*** Block opens ***
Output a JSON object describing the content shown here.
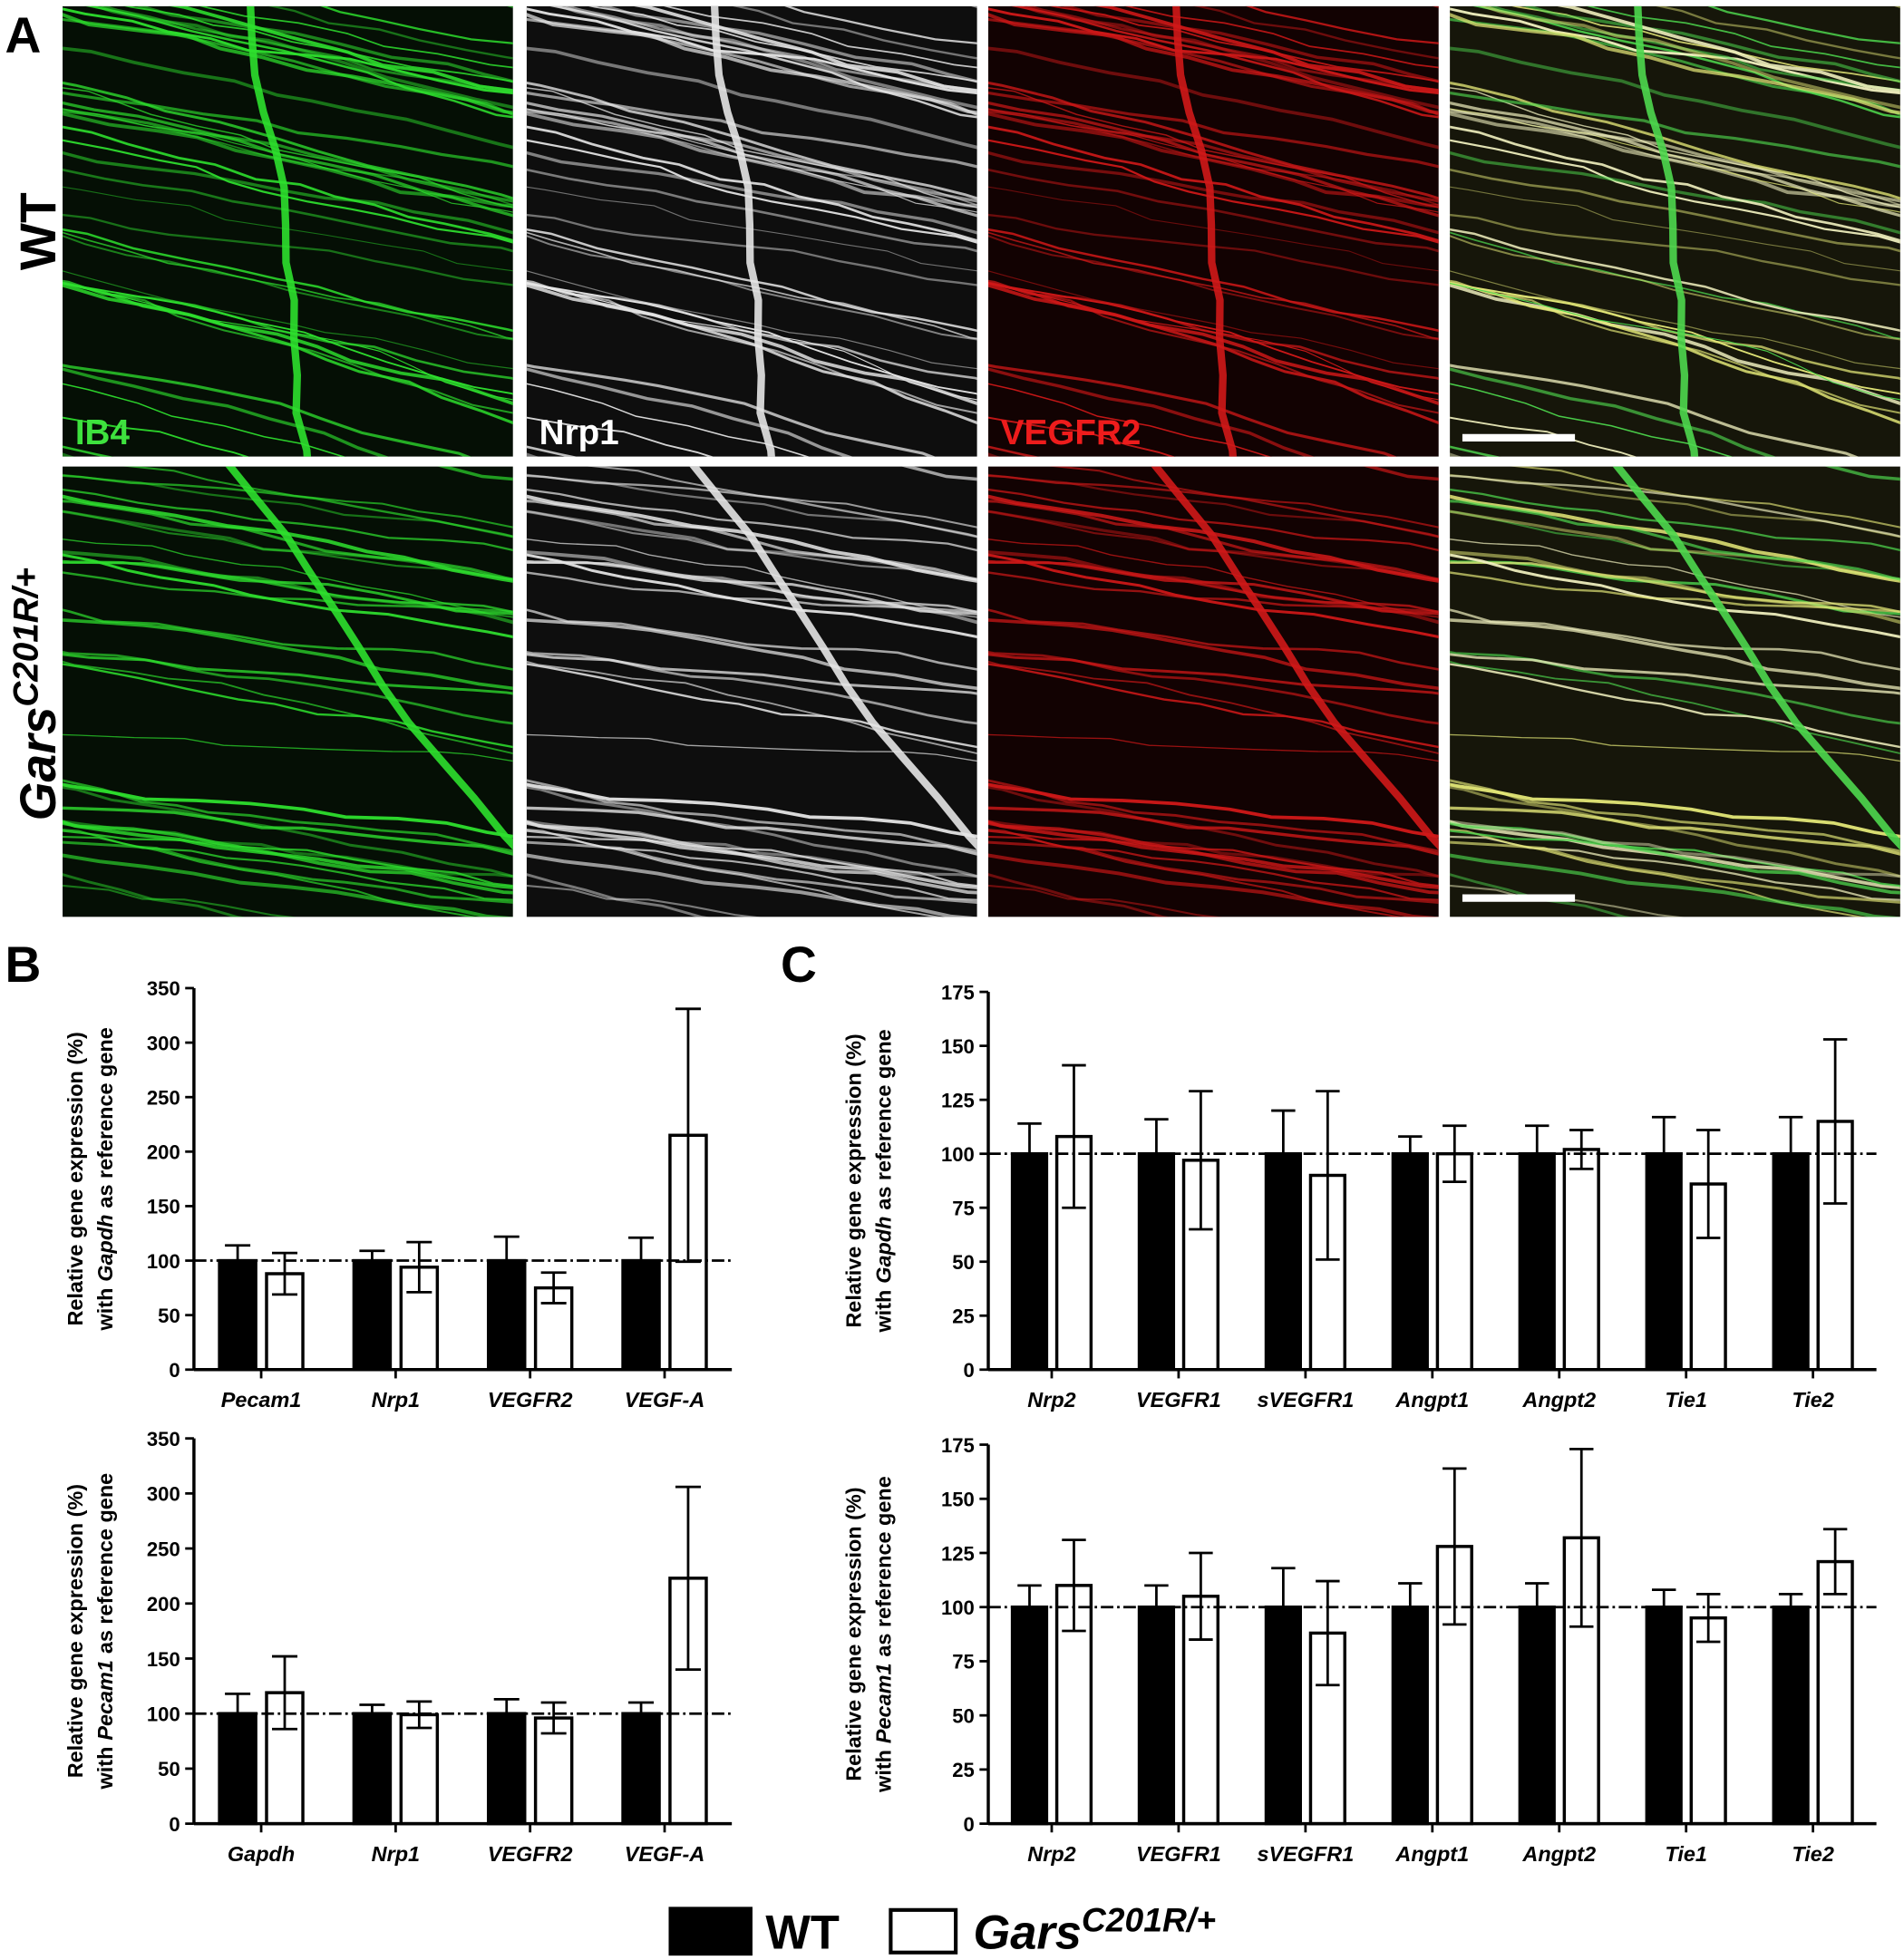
{
  "figure": {
    "panel_labels": [
      "A",
      "B",
      "C"
    ],
    "row_labels": [
      {
        "text": "WT"
      },
      {
        "text": "Gars",
        "sup": "C201R/+"
      }
    ],
    "channel_labels": [
      "IB4",
      "Nrp1",
      "VEGFR2"
    ]
  },
  "chart_data": [
    {
      "type": "bar",
      "ylabel": {
        "line1": "Relative gene expression (%)",
        "pre": "with",
        "gene": "Gapdh",
        "post": "as reference gene"
      },
      "categories": [
        "Pecam1",
        "Nrp1",
        "VEGFR2",
        "VEGF-A"
      ],
      "series": [
        {
          "name": "WT",
          "color": "#000000",
          "values": [
            100,
            100,
            100,
            100
          ],
          "errors": [
            14,
            9,
            22,
            21
          ]
        },
        {
          "name": "Gars",
          "name_sup": "C201R/+",
          "color": "#ffffff",
          "values": [
            88,
            94,
            75,
            215
          ],
          "errors": [
            19,
            23,
            14,
            116
          ]
        }
      ],
      "ylim": [
        0,
        350
      ],
      "yticks": [
        0,
        50,
        100,
        150,
        200,
        250,
        300,
        350
      ],
      "reference_line": 100
    },
    {
      "type": "bar",
      "ylabel": {
        "line1": "Relative gene expression (%)",
        "pre": "with",
        "gene": "Pecam1",
        "post": "as reference gene"
      },
      "categories": [
        "Gapdh",
        "Nrp1",
        "VEGFR2",
        "VEGF-A"
      ],
      "series": [
        {
          "color": "#000000",
          "values": [
            100,
            100,
            100,
            100
          ],
          "errors": [
            18,
            8,
            13,
            10
          ]
        },
        {
          "color": "#ffffff",
          "values": [
            119,
            99,
            96,
            223
          ],
          "errors": [
            33,
            12,
            14,
            83
          ]
        }
      ],
      "ylim": [
        0,
        350
      ],
      "yticks": [
        0,
        50,
        100,
        150,
        200,
        250,
        300,
        350
      ],
      "reference_line": 100
    },
    {
      "type": "bar",
      "ylabel": {
        "line1": "Relative gene expression (%)",
        "pre": "with",
        "gene": "Gapdh",
        "post": "as reference gene"
      },
      "categories": [
        "Nrp2",
        "VEGFR1",
        "sVEGFR1",
        "Angpt1",
        "Angpt2",
        "Tie1",
        "Tie2"
      ],
      "series": [
        {
          "color": "#000000",
          "values": [
            100,
            100,
            100,
            100,
            100,
            100,
            100
          ],
          "errors": [
            14,
            16,
            20,
            8,
            13,
            17,
            17
          ]
        },
        {
          "color": "#ffffff",
          "values": [
            108,
            97,
            90,
            100,
            102,
            86,
            115
          ],
          "errors": [
            33,
            32,
            39,
            13,
            9,
            25,
            38
          ]
        }
      ],
      "ylim": [
        0,
        175
      ],
      "yticks": [
        0,
        25,
        50,
        75,
        100,
        125,
        150,
        175
      ],
      "reference_line": 100
    },
    {
      "type": "bar",
      "ylabel": {
        "line1": "Relative gene expression (%)",
        "pre": "with",
        "gene": "Pecam1",
        "post": "as reference gene"
      },
      "categories": [
        "Nrp2",
        "VEGFR1",
        "sVEGFR1",
        "Angpt1",
        "Angpt2",
        "Tie1",
        "Tie2"
      ],
      "series": [
        {
          "color": "#000000",
          "values": [
            100,
            100,
            100,
            100,
            100,
            100,
            100
          ],
          "errors": [
            10,
            10,
            18,
            11,
            11,
            8,
            6
          ]
        },
        {
          "color": "#ffffff",
          "values": [
            110,
            105,
            88,
            128,
            132,
            95,
            121
          ],
          "errors": [
            21,
            20,
            24,
            36,
            41,
            11,
            15
          ]
        }
      ],
      "ylim": [
        0,
        175
      ],
      "yticks": [
        0,
        25,
        50,
        75,
        100,
        125,
        150,
        175
      ],
      "reference_line": 100
    }
  ]
}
*** Block closes ***
__Work request__.
Make an exact copy of the listing above. Its pictures are not needed.

__Response below__.
Output a JSON object describing the content shown here.
{
  "figure": {
    "panel_labels": [
      "A",
      "B",
      "C"
    ],
    "row_labels": [
      {
        "text": "WT"
      },
      {
        "text": "Gars",
        "sup": "C201R/+"
      }
    ],
    "channel_labels": [
      "IB4",
      "Nrp1",
      "VEGFR2"
    ]
  },
  "chart_data": [
    {
      "type": "bar",
      "ylabel": {
        "line1": "Relative gene expression (%)",
        "pre": "with",
        "gene": "Gapdh",
        "post": "as reference gene"
      },
      "categories": [
        "Pecam1",
        "Nrp1",
        "VEGFR2",
        "VEGF-A"
      ],
      "series": [
        {
          "name": "WT",
          "color": "#000000",
          "values": [
            100,
            100,
            100,
            100
          ],
          "errors": [
            14,
            9,
            22,
            21
          ]
        },
        {
          "name": "Gars",
          "name_sup": "C201R/+",
          "color": "#ffffff",
          "values": [
            88,
            94,
            75,
            215
          ],
          "errors": [
            19,
            23,
            14,
            116
          ]
        }
      ],
      "ylim": [
        0,
        350
      ],
      "yticks": [
        0,
        50,
        100,
        150,
        200,
        250,
        300,
        350
      ],
      "reference_line": 100
    },
    {
      "type": "bar",
      "ylabel": {
        "line1": "Relative gene expression (%)",
        "pre": "with",
        "gene": "Pecam1",
        "post": "as reference gene"
      },
      "categories": [
        "Gapdh",
        "Nrp1",
        "VEGFR2",
        "VEGF-A"
      ],
      "series": [
        {
          "color": "#000000",
          "values": [
            100,
            100,
            100,
            100
          ],
          "errors": [
            18,
            8,
            13,
            10
          ]
        },
        {
          "color": "#ffffff",
          "values": [
            119,
            99,
            96,
            223
          ],
          "errors": [
            33,
            12,
            14,
            83
          ]
        }
      ],
      "ylim": [
        0,
        350
      ],
      "yticks": [
        0,
        50,
        100,
        150,
        200,
        250,
        300,
        350
      ],
      "reference_line": 100
    },
    {
      "type": "bar",
      "ylabel": {
        "line1": "Relative gene expression (%)",
        "pre": "with",
        "gene": "Gapdh",
        "post": "as reference gene"
      },
      "categories": [
        "Nrp2",
        "VEGFR1",
        "sVEGFR1",
        "Angpt1",
        "Angpt2",
        "Tie1",
        "Tie2"
      ],
      "series": [
        {
          "color": "#000000",
          "values": [
            100,
            100,
            100,
            100,
            100,
            100,
            100
          ],
          "errors": [
            14,
            16,
            20,
            8,
            13,
            17,
            17
          ]
        },
        {
          "color": "#ffffff",
          "values": [
            108,
            97,
            90,
            100,
            102,
            86,
            115
          ],
          "errors": [
            33,
            32,
            39,
            13,
            9,
            25,
            38
          ]
        }
      ],
      "ylim": [
        0,
        175
      ],
      "yticks": [
        0,
        25,
        50,
        75,
        100,
        125,
        150,
        175
      ],
      "reference_line": 100
    },
    {
      "type": "bar",
      "ylabel": {
        "line1": "Relative gene expression (%)",
        "pre": "with",
        "gene": "Pecam1",
        "post": "as reference gene"
      },
      "categories": [
        "Nrp2",
        "VEGFR1",
        "sVEGFR1",
        "Angpt1",
        "Angpt2",
        "Tie1",
        "Tie2"
      ],
      "series": [
        {
          "color": "#000000",
          "values": [
            100,
            100,
            100,
            100,
            100,
            100,
            100
          ],
          "errors": [
            10,
            10,
            18,
            11,
            11,
            8,
            6
          ]
        },
        {
          "color": "#ffffff",
          "values": [
            110,
            105,
            88,
            128,
            132,
            95,
            121
          ],
          "errors": [
            21,
            20,
            24,
            36,
            41,
            11,
            15
          ]
        }
      ],
      "ylim": [
        0,
        175
      ],
      "yticks": [
        0,
        25,
        50,
        75,
        100,
        125,
        150,
        175
      ],
      "reference_line": 100
    }
  ]
}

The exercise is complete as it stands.